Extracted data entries
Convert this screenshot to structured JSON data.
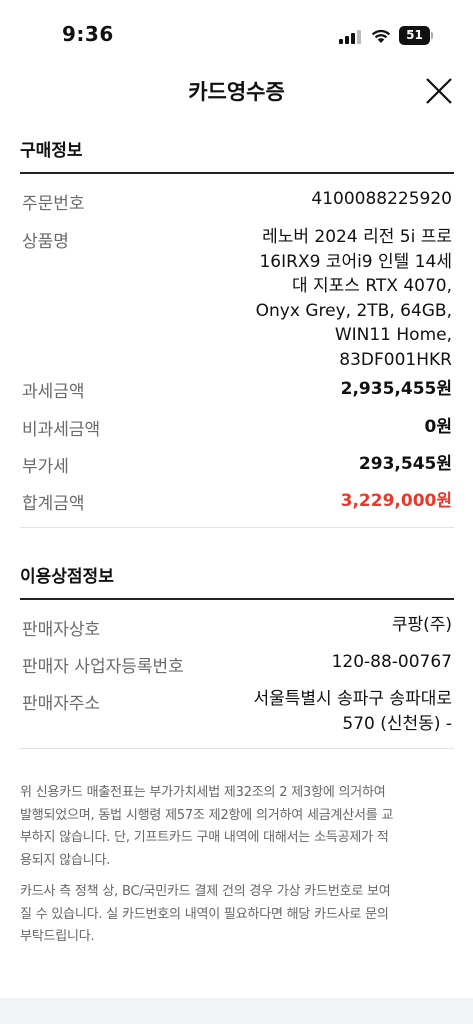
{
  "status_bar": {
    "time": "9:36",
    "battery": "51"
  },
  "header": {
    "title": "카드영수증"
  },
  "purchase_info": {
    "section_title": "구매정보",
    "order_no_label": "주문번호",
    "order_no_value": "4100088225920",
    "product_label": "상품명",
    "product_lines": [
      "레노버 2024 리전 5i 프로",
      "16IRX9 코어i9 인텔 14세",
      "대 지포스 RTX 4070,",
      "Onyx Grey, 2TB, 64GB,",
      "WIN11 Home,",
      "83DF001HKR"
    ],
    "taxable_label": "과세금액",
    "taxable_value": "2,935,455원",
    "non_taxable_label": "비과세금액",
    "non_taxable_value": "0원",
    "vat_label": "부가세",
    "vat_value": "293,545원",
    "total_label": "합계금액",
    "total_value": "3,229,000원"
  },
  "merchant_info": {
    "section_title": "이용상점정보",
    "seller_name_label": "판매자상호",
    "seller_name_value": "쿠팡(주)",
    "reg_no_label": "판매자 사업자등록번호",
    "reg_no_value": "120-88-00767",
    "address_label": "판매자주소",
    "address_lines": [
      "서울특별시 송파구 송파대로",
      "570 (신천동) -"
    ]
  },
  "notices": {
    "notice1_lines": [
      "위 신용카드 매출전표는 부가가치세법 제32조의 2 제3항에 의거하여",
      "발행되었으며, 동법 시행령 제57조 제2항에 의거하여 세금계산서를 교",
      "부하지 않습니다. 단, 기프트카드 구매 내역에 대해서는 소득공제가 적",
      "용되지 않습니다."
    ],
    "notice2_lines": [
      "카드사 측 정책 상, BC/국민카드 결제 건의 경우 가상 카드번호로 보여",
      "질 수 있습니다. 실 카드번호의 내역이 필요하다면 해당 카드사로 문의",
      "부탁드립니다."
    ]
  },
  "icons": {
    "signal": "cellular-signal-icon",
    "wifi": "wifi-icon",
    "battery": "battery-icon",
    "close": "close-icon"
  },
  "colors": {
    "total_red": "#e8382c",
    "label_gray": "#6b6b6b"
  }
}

...

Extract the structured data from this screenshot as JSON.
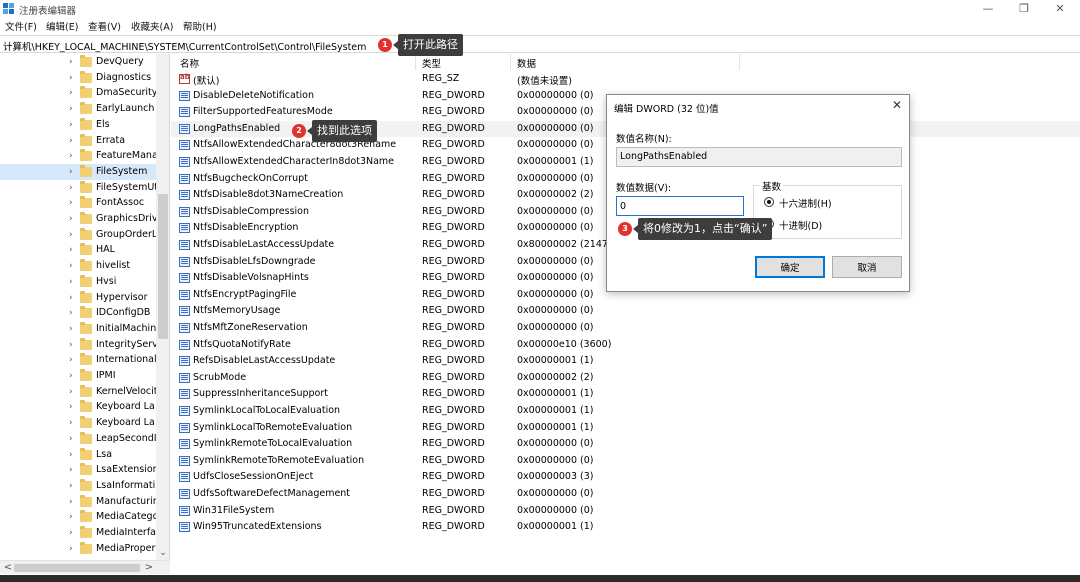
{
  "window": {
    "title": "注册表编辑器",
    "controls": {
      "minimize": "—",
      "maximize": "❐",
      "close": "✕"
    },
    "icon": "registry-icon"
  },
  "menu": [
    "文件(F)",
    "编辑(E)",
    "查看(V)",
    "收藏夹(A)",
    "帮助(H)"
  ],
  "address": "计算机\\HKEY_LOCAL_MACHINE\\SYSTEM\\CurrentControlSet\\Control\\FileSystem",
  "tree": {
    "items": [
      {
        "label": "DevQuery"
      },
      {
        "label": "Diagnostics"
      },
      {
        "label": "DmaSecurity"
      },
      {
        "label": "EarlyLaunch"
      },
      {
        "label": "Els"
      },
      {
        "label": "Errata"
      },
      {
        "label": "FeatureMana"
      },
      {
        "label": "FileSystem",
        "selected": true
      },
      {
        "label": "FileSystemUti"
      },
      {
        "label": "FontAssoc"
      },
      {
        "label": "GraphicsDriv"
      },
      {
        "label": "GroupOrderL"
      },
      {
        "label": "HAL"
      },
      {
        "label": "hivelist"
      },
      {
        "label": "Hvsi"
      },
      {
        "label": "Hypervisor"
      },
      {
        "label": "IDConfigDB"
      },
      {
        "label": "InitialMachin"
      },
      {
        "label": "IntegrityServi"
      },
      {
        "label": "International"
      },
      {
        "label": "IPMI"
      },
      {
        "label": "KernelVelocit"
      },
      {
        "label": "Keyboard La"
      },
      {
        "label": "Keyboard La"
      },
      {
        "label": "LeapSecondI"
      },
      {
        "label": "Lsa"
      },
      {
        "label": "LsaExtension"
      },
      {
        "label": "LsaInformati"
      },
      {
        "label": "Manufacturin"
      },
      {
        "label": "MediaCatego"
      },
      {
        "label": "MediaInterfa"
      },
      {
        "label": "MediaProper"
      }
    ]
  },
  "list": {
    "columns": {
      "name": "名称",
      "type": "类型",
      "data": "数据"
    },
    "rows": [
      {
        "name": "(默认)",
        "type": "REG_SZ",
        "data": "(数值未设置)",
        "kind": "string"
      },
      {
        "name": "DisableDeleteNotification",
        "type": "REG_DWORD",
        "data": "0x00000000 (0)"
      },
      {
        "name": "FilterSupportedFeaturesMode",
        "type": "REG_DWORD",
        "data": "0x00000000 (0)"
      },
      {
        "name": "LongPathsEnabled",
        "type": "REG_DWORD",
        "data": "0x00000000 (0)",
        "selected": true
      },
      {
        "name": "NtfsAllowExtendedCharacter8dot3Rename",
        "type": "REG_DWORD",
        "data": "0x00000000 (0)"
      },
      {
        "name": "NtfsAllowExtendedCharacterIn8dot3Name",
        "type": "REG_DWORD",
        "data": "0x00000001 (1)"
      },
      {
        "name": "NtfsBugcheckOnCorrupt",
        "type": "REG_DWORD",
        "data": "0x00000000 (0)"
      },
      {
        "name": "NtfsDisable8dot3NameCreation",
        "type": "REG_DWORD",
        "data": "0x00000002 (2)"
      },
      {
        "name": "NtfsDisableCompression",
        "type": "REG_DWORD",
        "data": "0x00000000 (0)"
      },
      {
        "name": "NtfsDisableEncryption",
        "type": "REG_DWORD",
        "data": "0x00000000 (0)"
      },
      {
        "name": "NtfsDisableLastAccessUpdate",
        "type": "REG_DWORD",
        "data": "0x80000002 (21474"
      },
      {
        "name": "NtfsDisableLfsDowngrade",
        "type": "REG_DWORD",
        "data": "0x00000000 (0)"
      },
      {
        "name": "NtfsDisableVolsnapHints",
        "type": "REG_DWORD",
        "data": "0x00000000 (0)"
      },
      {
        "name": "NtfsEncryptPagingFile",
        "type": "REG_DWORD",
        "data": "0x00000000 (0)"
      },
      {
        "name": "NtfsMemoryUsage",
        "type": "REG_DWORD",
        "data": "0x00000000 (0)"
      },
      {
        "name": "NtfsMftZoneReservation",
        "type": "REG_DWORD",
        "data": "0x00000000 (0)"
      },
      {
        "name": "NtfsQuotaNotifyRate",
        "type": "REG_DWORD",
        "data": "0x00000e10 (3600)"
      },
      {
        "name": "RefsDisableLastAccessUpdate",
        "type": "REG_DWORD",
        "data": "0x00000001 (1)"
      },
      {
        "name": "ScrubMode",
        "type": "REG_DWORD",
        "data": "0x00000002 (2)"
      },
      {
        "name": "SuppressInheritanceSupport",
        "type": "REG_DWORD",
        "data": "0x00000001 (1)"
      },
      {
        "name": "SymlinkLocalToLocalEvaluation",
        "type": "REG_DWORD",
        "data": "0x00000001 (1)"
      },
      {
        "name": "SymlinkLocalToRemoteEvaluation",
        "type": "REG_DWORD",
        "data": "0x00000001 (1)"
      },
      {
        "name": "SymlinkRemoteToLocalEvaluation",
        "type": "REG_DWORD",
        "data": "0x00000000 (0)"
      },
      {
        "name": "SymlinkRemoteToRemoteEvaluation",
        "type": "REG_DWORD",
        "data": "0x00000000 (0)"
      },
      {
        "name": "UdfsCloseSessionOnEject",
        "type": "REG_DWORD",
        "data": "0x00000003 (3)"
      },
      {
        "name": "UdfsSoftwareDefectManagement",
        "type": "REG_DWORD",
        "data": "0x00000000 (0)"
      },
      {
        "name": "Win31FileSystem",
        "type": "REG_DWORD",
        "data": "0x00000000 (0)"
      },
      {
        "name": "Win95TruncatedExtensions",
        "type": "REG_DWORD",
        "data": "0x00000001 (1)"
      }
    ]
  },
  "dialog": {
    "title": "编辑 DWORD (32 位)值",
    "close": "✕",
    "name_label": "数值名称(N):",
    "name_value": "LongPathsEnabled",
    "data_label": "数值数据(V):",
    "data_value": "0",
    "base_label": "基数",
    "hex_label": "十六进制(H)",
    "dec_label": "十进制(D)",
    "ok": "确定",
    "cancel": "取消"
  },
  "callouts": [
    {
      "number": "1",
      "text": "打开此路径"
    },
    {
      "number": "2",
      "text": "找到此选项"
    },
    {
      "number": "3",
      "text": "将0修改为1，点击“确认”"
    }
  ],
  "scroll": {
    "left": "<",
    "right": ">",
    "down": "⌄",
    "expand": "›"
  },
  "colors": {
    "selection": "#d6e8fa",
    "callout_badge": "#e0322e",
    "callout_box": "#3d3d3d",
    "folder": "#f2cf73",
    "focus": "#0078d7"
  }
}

◆ **THE REQUEST**
Count every line of the records that holds the string "this". Write only the total.

◆ **TASK RESULT**
2